### TASK STATEMENT
Work through the data below line by line and say how many lines hold "text"; give only the number.

### RECORDS FOR THE EXERCISE
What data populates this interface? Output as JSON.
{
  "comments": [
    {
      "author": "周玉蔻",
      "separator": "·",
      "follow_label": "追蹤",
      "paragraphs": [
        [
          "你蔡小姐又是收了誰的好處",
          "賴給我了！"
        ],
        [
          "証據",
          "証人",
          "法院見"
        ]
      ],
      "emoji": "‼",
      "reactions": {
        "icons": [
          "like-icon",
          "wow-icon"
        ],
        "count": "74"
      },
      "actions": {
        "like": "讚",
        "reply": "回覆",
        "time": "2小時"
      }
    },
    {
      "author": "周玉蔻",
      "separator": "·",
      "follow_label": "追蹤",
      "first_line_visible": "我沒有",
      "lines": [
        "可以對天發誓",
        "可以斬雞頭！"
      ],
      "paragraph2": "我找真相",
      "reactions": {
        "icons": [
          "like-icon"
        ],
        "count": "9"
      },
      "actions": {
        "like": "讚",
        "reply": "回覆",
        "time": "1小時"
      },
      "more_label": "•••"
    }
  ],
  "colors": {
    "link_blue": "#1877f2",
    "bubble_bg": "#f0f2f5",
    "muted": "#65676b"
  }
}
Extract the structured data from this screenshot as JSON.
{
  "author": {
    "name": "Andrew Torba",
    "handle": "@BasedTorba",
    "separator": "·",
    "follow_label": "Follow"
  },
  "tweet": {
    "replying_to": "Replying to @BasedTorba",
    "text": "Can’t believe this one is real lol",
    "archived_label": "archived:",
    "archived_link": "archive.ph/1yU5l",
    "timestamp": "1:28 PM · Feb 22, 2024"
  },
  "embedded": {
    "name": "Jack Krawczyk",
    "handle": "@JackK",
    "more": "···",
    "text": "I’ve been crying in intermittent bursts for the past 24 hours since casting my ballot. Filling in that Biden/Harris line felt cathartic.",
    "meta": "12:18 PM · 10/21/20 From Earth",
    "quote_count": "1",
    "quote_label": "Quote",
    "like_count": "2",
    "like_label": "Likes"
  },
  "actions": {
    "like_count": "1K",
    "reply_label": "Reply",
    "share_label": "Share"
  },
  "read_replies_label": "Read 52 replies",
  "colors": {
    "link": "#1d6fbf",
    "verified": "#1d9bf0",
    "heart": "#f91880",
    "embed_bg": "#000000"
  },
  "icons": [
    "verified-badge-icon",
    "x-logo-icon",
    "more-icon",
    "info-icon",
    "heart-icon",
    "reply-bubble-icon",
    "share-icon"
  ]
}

### EXERCISE ANSWER
2